* _EXERCISE GOAL_:
Return all the data, word for word.

* _RECORDS TO PROCESS_:
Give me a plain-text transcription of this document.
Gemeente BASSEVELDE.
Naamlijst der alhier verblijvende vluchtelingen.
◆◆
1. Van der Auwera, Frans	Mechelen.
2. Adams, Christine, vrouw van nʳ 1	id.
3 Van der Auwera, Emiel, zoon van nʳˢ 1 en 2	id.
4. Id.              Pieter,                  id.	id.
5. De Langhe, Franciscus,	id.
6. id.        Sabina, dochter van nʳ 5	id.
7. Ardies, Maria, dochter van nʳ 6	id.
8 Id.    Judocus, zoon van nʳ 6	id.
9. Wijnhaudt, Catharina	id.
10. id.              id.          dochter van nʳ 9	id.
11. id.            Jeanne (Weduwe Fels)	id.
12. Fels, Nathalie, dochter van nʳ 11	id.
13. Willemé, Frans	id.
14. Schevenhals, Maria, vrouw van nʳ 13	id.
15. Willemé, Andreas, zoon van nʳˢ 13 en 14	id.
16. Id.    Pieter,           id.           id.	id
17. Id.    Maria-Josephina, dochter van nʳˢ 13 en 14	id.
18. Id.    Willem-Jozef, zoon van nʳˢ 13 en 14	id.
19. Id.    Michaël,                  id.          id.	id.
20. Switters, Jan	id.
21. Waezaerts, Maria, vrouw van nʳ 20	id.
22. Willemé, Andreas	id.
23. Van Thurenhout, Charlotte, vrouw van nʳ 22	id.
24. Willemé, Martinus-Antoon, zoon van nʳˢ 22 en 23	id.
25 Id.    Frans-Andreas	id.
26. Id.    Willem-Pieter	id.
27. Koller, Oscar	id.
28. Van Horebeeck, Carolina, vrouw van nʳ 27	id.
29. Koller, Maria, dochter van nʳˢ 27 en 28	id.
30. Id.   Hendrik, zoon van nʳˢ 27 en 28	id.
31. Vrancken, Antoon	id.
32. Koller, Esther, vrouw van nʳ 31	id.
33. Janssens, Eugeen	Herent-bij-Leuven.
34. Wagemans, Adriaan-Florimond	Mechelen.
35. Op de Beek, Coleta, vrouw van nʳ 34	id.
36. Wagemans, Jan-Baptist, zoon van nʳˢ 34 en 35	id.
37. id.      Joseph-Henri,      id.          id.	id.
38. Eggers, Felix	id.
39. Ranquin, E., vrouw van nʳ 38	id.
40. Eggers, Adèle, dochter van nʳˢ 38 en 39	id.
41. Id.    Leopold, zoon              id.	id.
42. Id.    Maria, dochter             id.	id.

* _RESULT FOR THIS TASK_:
Give me a plain-text transcription of this document.
Gemeente BASSEVELDE.
Naamlijst der alhier verblijvende vluchtelingen.
◆◆
1. Van der Auwera, Frans	Mechelen.
2. Adams, Christine, vrouw van nʳ 1	id.
3 Van der Auwera, Emiel, zoon van nʳˢ 1 en 2	id.
4. Id.              Pieter,                  id.	id.
5. De Langhe, Franciscus,	id.
6. id.        Sabina, dochter van nʳ 5	id.
7. Ardies, Maria, dochter van nʳ 6	id.
8 Id.    Judocus, zoon van nʳ 6	id.
9. Wijnhaudt, Catharina	id.
10. id.              id.          dochter van nʳ 9	id.
11. id.            Jeanne (Weduwe Fels)	id.
12. Fels, Nathalie, dochter van nʳ 11	id.
13. Willemé, Frans	id.
14. Schevenhals, Maria, vrouw van nʳ 13	id.
15. Willemé, Andreas, zoon van nʳˢ 13 en 14	id.
16. Id.    Pieter,           id.           id.	id
17. Id.    Maria-Josephina, dochter van nʳˢ 13 en 14	id.
18. Id.    Willem-Jozef, zoon van nʳˢ 13 en 14	id.
19. Id.    Michaël,                  id.          id.	id.
20. Switters, Jan	id.
21. Waezaerts, Maria, vrouw van nʳ 20	id.
22. Willemé, Andreas	id.
23. Van Thurenhout, Charlotte, vrouw van nʳ 22	id.
24. Willemé, Martinus-Antoon, zoon van nʳˢ 22 en 23	id.
25 Id.    Frans-Andreas	id.
26. Id.    Willem-Pieter	id.
27. Koller, Oscar	id.
28. Van Horebeeck, Carolina, vrouw van nʳ 27	id.
29. Koller, Maria, dochter van nʳˢ 27 en 28	id.
30. Id.   Hendrik, zoon van nʳˢ 27 en 28	id.
31. Vrancken, Antoon	id.
32. Koller, Esther, vrouw van nʳ 31	id.
33. Janssens, Eugeen	Herent-bij-Leuven.
34. Wagemans, Adriaan-Florimond	Mechelen.
35. Op de Beek, Coleta, vrouw van nʳ 34	id.
36. Wagemans, Jan-Baptist, zoon van nʳˢ 34 en 35	id.
37. id.      Joseph-Henri,      id.          id.	id.
38. Eggers, Felix	id.
39. Ranquin, E., vrouw van nʳ 38	id.
40. Eggers, Adèle, dochter van nʳˢ 38 en 39	id.
41. Id.    Leopold, zoon              id.	id.
42. Id.    Maria, dochter             id.	id.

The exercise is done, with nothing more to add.